▸ The exercise:
Count up the lines in the following listing that hold the word "bottom", then give only that count.

....

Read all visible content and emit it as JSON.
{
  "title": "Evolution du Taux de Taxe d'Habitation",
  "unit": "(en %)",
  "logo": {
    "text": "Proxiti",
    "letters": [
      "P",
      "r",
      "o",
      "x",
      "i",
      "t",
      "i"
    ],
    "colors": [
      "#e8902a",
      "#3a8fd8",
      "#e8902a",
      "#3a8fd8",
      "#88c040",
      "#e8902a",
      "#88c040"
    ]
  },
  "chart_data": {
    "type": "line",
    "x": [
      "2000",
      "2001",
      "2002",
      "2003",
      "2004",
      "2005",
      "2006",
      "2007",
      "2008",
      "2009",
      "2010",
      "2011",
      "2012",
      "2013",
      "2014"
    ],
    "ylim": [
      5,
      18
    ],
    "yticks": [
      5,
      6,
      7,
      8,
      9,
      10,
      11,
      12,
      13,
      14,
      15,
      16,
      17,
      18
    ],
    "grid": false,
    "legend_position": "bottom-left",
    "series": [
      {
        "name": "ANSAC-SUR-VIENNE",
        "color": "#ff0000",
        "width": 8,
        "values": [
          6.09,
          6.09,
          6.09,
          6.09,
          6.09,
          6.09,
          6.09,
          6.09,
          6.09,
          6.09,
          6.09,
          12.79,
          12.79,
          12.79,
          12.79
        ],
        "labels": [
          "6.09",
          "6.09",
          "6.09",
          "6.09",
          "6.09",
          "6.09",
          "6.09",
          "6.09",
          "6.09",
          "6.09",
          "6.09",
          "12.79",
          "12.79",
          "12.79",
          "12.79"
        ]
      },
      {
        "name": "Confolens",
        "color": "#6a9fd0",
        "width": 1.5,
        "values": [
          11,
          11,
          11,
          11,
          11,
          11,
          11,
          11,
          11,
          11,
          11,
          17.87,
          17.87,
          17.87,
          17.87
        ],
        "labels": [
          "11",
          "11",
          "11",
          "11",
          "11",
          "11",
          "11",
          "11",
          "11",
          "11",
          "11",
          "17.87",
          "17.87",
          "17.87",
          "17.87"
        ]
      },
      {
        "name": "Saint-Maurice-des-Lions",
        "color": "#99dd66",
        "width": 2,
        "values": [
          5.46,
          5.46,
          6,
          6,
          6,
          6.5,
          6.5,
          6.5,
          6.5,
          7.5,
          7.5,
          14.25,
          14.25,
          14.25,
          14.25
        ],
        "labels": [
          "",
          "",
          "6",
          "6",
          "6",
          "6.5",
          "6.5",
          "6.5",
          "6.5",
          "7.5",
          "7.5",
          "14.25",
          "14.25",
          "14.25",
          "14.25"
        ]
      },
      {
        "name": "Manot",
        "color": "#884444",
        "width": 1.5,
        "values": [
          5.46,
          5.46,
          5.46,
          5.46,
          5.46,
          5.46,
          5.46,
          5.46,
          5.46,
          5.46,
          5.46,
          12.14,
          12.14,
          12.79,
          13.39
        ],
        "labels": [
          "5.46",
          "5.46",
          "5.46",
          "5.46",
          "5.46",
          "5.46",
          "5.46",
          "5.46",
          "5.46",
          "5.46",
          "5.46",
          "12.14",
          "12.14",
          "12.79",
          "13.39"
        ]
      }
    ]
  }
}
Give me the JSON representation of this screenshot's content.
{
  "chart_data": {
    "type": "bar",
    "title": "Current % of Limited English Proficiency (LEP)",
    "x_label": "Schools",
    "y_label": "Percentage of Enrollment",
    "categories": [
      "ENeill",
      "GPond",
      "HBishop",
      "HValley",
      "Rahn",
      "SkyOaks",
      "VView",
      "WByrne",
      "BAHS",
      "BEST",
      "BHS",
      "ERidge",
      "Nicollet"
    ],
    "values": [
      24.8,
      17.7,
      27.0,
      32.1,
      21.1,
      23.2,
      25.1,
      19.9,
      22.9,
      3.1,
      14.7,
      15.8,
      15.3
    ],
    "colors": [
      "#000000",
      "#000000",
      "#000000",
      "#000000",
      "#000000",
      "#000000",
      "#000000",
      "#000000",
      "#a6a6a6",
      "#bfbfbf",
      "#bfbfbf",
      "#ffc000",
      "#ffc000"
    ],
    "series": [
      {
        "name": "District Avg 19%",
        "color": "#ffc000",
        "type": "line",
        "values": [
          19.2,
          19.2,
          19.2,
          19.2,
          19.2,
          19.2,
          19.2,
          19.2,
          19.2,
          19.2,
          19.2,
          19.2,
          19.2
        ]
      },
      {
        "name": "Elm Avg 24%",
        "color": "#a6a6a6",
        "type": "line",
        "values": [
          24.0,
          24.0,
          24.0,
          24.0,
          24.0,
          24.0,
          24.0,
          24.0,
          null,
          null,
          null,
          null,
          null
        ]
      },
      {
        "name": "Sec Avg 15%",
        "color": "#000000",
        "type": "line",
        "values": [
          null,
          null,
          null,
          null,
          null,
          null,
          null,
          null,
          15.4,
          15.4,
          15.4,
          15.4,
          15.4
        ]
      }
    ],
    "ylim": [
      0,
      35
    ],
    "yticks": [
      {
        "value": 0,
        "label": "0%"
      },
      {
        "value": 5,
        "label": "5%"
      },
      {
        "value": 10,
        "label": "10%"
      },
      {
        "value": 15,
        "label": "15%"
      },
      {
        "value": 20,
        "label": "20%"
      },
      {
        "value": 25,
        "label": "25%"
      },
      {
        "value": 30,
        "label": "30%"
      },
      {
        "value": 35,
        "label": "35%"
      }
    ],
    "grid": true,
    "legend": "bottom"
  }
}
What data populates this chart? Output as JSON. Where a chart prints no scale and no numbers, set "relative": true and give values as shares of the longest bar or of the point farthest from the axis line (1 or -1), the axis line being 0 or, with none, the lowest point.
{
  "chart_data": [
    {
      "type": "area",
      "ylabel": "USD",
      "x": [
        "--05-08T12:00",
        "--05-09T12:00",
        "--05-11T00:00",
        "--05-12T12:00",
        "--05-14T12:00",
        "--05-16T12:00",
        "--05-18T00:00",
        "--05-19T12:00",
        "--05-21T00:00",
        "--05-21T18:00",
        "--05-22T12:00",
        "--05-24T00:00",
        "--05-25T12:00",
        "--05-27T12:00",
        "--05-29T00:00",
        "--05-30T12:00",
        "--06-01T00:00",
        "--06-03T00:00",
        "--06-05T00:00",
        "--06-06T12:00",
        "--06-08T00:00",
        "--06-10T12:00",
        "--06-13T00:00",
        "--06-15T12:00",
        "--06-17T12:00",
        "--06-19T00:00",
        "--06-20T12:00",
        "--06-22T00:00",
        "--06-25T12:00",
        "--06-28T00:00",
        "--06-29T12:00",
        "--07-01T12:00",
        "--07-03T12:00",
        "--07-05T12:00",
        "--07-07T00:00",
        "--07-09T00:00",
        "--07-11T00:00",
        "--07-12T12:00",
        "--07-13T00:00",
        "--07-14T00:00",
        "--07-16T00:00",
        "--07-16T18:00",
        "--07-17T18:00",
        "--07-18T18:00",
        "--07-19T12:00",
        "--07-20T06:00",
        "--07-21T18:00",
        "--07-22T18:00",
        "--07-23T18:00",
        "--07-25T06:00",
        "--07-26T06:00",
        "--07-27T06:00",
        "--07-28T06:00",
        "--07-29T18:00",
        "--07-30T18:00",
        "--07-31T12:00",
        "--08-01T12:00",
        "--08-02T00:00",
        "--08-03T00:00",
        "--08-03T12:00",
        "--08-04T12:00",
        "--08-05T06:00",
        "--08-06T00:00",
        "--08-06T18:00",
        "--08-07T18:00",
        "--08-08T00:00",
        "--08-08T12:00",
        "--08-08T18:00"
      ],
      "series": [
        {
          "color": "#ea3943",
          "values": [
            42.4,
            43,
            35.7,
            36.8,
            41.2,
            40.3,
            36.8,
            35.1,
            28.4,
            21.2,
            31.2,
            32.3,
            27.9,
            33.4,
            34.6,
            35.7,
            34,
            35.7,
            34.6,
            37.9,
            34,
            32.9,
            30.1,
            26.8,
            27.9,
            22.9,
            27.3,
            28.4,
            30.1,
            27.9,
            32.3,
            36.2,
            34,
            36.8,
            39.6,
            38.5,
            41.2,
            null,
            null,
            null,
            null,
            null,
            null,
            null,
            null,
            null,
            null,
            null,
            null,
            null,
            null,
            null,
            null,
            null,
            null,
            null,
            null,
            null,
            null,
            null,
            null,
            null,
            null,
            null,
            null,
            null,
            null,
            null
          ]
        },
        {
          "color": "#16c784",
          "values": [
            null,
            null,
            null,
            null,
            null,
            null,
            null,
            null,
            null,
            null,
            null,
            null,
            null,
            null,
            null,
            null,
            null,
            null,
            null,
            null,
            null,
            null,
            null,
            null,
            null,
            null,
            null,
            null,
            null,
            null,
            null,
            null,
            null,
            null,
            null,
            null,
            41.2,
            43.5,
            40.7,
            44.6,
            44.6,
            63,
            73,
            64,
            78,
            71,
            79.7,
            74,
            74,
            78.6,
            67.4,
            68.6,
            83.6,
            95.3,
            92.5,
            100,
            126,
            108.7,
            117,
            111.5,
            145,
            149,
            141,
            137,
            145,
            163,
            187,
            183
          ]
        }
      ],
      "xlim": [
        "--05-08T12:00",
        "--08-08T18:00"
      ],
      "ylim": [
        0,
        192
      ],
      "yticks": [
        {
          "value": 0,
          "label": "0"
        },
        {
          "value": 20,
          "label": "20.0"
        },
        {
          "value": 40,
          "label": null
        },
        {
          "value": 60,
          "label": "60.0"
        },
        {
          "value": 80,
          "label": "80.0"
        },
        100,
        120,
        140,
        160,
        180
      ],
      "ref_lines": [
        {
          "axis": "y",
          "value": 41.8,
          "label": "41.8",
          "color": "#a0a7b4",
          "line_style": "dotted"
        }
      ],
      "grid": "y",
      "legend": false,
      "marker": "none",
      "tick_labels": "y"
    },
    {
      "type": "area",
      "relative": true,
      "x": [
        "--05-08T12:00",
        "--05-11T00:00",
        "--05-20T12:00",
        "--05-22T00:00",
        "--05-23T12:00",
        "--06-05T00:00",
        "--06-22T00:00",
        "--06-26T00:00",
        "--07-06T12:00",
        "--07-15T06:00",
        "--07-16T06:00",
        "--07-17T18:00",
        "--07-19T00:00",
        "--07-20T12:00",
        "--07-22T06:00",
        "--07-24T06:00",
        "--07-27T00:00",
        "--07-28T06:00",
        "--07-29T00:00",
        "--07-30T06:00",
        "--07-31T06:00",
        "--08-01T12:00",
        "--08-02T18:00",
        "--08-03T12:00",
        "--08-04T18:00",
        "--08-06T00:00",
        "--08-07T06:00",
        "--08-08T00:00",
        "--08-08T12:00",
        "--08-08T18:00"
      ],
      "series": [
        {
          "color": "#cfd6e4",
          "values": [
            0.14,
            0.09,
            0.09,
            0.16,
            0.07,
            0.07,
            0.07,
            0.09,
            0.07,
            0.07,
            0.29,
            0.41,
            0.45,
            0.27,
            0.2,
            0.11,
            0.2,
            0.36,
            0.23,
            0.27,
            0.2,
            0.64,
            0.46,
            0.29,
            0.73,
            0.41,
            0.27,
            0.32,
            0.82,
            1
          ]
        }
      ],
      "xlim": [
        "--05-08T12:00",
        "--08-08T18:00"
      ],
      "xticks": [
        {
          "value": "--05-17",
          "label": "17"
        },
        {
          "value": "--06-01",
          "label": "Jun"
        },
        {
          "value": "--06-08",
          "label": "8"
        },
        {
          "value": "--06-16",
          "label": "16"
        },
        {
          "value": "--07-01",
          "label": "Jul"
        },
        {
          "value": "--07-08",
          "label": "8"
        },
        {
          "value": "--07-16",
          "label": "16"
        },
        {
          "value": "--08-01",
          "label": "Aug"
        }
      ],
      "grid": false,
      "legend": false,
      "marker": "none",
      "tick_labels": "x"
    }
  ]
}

....

▸ Solution:
2